» Stated task: Count how many lines in the material below hold the word "this"; the reply is that number alone.

» Information supplied:
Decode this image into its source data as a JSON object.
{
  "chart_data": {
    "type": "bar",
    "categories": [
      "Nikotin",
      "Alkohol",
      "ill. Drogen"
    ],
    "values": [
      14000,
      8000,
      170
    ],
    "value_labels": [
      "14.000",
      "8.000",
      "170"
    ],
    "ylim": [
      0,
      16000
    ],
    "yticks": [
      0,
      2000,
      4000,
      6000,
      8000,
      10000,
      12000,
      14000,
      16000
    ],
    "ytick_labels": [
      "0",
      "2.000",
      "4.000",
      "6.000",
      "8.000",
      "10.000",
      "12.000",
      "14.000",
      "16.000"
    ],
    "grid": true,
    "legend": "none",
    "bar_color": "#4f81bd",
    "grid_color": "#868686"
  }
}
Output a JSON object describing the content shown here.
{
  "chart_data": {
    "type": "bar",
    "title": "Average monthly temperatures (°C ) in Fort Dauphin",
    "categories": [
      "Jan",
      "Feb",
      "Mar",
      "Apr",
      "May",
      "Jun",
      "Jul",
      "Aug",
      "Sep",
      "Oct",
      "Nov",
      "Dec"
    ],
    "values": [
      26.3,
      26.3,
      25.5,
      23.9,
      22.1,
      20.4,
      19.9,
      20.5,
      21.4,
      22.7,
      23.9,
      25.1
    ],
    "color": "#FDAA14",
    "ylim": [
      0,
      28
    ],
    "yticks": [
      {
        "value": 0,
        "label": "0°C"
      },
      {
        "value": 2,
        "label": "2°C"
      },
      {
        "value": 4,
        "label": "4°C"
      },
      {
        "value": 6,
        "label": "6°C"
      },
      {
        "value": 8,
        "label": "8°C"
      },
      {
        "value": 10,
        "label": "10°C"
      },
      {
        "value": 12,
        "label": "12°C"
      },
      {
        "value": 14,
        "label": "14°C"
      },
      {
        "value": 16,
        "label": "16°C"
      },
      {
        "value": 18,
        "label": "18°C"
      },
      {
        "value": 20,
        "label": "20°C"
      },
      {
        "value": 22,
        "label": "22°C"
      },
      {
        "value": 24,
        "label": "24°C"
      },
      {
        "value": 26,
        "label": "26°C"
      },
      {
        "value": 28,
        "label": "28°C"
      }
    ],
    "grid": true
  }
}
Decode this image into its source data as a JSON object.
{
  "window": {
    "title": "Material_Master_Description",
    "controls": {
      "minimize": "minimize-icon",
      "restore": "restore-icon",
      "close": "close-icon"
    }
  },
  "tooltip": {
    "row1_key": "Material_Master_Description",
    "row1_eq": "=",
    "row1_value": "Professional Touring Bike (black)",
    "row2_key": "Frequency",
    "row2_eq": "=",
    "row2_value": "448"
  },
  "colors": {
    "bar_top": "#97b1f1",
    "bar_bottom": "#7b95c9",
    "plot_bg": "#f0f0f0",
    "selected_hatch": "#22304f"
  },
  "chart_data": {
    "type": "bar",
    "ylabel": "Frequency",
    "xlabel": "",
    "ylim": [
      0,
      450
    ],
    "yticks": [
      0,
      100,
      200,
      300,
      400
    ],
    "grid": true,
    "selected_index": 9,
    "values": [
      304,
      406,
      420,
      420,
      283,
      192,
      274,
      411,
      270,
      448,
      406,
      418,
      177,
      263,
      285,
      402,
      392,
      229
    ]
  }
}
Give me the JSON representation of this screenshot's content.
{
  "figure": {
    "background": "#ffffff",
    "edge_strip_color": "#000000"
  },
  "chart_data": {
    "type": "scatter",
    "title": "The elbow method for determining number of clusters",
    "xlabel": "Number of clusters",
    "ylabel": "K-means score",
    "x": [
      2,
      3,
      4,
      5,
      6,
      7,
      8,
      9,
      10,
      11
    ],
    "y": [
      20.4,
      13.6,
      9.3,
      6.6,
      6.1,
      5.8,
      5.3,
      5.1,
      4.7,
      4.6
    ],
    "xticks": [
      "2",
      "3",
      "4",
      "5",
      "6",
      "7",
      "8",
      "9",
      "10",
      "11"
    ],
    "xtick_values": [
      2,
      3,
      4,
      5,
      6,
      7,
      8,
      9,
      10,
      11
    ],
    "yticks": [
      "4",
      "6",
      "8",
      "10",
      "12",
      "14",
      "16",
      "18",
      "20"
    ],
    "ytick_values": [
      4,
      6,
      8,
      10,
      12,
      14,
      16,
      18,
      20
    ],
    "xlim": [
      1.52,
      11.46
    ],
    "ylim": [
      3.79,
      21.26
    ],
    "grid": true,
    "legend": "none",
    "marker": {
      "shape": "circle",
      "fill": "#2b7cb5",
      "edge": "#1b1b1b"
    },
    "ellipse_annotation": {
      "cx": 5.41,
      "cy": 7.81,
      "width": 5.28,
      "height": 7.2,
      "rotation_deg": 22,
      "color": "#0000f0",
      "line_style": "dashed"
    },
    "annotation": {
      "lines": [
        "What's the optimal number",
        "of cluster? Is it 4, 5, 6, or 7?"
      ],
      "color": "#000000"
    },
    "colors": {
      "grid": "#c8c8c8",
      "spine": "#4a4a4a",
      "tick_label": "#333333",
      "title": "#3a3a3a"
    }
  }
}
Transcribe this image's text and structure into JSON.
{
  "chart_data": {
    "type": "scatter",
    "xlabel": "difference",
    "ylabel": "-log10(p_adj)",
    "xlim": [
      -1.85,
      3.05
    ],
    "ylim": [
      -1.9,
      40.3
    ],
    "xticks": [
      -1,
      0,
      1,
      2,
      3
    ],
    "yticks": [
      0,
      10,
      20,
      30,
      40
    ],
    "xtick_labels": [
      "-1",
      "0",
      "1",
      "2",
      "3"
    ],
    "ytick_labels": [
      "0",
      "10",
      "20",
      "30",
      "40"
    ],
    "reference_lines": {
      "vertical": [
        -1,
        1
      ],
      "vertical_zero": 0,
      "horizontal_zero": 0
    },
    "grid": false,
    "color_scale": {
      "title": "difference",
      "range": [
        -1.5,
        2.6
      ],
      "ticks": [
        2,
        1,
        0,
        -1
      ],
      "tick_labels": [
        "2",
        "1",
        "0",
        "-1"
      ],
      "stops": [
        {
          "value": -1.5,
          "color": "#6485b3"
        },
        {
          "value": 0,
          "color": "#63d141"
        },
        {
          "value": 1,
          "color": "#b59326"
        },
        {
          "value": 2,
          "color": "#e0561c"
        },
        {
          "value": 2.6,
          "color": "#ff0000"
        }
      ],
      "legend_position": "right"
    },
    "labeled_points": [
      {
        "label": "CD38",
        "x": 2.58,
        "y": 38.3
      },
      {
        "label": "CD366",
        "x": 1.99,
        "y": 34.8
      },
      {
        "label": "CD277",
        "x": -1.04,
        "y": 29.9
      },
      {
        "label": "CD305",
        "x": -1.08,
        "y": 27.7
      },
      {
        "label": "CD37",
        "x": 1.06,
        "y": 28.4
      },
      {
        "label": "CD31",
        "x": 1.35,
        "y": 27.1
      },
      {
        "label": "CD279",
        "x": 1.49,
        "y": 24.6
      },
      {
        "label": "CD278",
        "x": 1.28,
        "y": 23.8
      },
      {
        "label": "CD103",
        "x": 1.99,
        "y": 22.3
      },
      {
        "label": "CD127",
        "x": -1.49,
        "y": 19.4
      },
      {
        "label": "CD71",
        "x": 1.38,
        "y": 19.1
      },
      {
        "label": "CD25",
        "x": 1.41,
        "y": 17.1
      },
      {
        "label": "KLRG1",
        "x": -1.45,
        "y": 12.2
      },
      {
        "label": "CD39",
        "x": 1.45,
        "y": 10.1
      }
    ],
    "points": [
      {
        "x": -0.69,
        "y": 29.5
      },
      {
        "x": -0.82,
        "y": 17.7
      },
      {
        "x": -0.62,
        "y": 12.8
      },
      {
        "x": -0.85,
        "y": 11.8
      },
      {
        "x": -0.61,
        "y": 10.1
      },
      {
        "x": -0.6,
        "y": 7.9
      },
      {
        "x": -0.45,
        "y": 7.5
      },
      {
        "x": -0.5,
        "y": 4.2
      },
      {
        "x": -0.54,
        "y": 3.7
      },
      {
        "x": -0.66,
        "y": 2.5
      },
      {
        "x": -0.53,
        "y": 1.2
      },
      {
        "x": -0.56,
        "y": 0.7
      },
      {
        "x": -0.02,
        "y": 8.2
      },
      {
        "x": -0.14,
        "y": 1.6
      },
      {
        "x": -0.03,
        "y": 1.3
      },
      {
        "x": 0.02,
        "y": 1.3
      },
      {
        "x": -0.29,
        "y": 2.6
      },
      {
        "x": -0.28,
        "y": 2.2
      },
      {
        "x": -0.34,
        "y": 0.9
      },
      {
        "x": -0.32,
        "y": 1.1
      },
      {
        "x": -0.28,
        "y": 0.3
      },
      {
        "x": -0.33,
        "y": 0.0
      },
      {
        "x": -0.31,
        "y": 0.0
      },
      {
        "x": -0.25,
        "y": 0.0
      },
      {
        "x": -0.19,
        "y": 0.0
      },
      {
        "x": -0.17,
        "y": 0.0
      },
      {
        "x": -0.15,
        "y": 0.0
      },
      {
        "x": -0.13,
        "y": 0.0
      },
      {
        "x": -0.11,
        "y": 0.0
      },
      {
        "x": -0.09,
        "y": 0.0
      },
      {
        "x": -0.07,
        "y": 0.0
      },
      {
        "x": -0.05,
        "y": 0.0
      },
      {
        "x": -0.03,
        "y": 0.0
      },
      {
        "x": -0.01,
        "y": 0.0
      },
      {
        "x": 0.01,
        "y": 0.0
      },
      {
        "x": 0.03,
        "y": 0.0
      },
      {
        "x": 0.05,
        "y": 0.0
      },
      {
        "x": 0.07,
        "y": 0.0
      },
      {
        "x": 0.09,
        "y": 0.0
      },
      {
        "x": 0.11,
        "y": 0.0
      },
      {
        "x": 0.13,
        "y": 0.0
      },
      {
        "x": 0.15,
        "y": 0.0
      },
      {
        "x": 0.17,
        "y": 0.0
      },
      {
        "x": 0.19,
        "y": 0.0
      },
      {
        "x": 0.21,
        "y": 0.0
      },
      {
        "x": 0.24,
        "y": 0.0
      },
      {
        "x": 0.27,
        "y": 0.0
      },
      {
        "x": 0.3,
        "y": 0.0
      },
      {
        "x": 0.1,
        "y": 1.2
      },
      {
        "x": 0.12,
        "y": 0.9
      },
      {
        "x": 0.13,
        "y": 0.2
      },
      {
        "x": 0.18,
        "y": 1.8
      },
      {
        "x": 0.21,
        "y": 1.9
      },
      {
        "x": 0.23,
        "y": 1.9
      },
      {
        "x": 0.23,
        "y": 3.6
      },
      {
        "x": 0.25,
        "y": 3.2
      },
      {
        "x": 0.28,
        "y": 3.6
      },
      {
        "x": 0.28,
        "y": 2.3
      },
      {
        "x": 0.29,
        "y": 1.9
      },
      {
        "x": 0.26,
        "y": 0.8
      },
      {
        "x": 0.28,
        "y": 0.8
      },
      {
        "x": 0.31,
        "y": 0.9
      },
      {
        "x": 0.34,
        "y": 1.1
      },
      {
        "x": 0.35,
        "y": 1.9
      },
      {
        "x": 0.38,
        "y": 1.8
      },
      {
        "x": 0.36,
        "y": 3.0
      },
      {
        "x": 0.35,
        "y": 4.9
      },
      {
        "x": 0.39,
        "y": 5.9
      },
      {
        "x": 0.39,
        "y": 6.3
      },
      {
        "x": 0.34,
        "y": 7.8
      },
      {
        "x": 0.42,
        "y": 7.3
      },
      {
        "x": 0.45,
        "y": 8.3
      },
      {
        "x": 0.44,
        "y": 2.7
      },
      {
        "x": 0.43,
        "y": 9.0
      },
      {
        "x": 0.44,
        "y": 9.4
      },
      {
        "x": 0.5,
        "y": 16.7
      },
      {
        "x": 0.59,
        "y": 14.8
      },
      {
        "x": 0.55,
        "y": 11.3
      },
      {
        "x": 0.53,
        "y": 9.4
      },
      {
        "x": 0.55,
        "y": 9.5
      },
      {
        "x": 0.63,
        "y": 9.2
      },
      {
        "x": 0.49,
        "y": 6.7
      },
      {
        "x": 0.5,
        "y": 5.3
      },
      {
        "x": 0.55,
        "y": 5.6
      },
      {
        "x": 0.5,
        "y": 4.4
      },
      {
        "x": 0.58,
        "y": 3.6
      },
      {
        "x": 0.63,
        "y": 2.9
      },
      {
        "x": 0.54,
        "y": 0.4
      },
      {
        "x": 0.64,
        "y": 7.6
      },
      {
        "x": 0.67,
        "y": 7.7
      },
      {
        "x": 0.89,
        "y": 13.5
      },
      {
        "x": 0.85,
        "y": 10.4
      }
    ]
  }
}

» Full answer: 4